• Your instructions:
Look through the data and write out every line with the word "FELELŐSSÉGET" in it.

-------- Raw records --------

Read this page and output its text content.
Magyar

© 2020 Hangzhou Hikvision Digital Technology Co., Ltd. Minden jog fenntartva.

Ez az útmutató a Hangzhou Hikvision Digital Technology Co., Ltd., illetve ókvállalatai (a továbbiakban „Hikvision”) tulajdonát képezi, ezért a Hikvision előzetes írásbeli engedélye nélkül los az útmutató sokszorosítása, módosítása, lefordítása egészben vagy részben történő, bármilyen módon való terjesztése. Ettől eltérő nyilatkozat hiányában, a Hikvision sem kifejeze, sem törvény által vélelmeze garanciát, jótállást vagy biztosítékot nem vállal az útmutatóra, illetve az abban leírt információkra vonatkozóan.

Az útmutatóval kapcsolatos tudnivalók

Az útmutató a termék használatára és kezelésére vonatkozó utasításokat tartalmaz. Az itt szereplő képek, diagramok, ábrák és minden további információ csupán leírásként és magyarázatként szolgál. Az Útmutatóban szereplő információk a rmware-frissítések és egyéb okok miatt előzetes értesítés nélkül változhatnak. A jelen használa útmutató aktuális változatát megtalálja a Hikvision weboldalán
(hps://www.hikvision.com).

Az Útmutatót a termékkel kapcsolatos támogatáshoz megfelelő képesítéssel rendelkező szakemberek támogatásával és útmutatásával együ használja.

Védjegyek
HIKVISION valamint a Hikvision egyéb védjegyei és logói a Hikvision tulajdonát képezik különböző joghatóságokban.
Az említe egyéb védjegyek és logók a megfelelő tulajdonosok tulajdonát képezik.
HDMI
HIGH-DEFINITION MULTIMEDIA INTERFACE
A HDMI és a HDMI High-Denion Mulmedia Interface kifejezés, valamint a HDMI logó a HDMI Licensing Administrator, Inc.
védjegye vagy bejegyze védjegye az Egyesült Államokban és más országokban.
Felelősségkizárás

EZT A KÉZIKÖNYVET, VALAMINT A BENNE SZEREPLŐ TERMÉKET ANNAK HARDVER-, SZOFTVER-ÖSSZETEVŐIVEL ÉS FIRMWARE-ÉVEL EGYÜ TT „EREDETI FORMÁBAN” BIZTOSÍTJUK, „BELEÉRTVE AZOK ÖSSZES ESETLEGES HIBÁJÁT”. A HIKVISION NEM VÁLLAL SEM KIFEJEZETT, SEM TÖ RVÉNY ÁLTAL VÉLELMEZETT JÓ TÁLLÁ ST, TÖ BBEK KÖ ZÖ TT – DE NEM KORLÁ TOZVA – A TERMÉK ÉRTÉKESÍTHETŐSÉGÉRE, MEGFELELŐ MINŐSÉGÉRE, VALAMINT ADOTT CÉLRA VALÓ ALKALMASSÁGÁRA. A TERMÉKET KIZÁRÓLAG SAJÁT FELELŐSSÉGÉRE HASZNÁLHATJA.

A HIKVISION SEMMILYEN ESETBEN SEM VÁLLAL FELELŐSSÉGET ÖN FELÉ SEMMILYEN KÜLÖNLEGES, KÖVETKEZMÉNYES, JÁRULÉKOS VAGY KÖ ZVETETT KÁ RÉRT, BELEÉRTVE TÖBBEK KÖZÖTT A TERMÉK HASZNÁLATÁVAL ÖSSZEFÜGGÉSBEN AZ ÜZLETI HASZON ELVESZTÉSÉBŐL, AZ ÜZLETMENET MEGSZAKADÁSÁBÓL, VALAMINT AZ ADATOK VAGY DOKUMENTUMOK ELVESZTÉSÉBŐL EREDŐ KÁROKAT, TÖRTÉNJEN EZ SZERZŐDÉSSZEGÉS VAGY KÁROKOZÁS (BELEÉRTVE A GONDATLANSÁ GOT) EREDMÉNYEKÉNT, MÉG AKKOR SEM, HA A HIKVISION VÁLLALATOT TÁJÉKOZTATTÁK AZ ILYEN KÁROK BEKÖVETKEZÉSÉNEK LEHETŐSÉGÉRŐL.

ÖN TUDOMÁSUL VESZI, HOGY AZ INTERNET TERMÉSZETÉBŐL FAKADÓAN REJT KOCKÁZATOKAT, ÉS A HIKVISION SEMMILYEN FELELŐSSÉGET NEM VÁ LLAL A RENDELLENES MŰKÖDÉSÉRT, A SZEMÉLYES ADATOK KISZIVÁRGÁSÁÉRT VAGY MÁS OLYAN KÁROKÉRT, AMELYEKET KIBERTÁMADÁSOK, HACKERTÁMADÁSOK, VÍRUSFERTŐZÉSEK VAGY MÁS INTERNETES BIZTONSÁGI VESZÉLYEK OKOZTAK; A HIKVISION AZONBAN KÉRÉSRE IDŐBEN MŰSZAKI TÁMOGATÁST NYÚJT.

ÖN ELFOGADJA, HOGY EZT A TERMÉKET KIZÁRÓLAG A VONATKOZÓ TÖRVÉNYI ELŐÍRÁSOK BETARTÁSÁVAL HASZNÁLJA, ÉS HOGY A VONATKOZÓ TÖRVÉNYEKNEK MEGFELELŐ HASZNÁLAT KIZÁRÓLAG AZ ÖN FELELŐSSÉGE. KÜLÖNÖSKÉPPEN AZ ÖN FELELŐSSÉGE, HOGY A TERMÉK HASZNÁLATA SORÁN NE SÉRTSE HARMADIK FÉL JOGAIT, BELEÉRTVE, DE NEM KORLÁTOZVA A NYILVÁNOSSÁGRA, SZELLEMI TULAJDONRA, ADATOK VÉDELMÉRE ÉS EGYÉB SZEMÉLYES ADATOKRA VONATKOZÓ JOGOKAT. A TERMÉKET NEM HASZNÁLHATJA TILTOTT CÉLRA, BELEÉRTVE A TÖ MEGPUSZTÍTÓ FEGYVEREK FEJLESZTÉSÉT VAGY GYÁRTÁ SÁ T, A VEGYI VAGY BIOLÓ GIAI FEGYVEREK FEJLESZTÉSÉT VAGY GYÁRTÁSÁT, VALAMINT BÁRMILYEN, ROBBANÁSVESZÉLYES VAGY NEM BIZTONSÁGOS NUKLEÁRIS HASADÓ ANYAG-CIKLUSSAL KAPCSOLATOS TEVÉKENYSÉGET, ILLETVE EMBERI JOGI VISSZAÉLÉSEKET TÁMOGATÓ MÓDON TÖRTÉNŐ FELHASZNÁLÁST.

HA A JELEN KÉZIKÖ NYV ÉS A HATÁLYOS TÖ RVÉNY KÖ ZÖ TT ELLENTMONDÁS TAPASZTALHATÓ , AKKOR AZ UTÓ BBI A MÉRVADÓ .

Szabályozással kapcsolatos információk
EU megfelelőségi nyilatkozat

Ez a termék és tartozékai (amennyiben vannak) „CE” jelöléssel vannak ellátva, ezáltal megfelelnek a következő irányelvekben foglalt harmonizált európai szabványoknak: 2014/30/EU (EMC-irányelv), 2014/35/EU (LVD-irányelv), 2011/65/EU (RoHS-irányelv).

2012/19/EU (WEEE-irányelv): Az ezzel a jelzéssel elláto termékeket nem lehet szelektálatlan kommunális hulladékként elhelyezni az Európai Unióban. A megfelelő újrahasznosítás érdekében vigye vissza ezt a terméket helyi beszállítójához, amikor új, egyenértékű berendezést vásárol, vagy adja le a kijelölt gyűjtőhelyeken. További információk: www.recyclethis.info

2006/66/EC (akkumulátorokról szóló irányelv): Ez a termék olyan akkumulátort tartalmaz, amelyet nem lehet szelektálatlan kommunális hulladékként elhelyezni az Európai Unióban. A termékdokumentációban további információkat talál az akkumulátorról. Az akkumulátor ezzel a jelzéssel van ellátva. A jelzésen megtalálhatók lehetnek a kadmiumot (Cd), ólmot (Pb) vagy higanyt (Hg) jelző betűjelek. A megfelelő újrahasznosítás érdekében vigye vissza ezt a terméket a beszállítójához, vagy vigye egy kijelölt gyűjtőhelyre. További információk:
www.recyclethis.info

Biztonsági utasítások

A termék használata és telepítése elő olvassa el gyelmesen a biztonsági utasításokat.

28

--------

• Result for this exercise:
A HIKVISION SEMMILYEN ESETBEN SEM VÁLLAL FELELŐSSÉGET ÖN FELÉ SEMMILYEN KÜLÖNLEGES, KÖVETKEZMÉNYES, JÁRULÉKOS VAGY KÖ ZVETETT KÁ RÉRT, BELEÉRTVE TÖBBEK KÖZÖTT A TERMÉK HASZNÁLATÁVAL ÖSSZEFÜGGÉSBEN AZ ÜZLETI HASZON ELVESZTÉSÉBŐL, AZ ÜZLETMENET MEGSZAKADÁSÁBÓL, VALAMINT AZ ADATOK VAGY DOKUMENTUMOK ELVESZTÉSÉBŐL EREDŐ KÁROKAT, TÖRTÉNJEN EZ SZERZŐDÉSSZEGÉS VAGY KÁROKOZÁS (BELEÉRTVE A GONDATLANSÁ GOT) EREDMÉNYEKÉNT, MÉG AKKOR SEM, HA A HIKVISION VÁLLALATOT TÁJÉKOZTATTÁK AZ ILYEN KÁROK BEKÖVETKEZÉSÉNEK LEHETŐSÉGÉRŐL.
ÖN TUDOMÁSUL VESZI, HOGY AZ INTERNET TERMÉSZETÉBŐL FAKADÓAN REJT KOCKÁZATOKAT, ÉS A HIKVISION SEMMILYEN FELELŐSSÉGET NEM VÁ LLAL A RENDELLENES MŰKÖDÉSÉRT, A SZEMÉLYES ADATOK KISZIVÁRGÁSÁÉRT VAGY MÁS OLYAN KÁROKÉRT, AMELYEKET KIBERTÁMADÁSOK, HACKERTÁMADÁSOK, VÍRUSFERTŐZÉSEK VAGY MÁS INTERNETES BIZTONSÁGI VESZÉLYEK OKOZTAK; A HIKVISION AZONBAN KÉRÉSRE IDŐBEN MŰSZAKI TÁMOGATÁST NYÚJT.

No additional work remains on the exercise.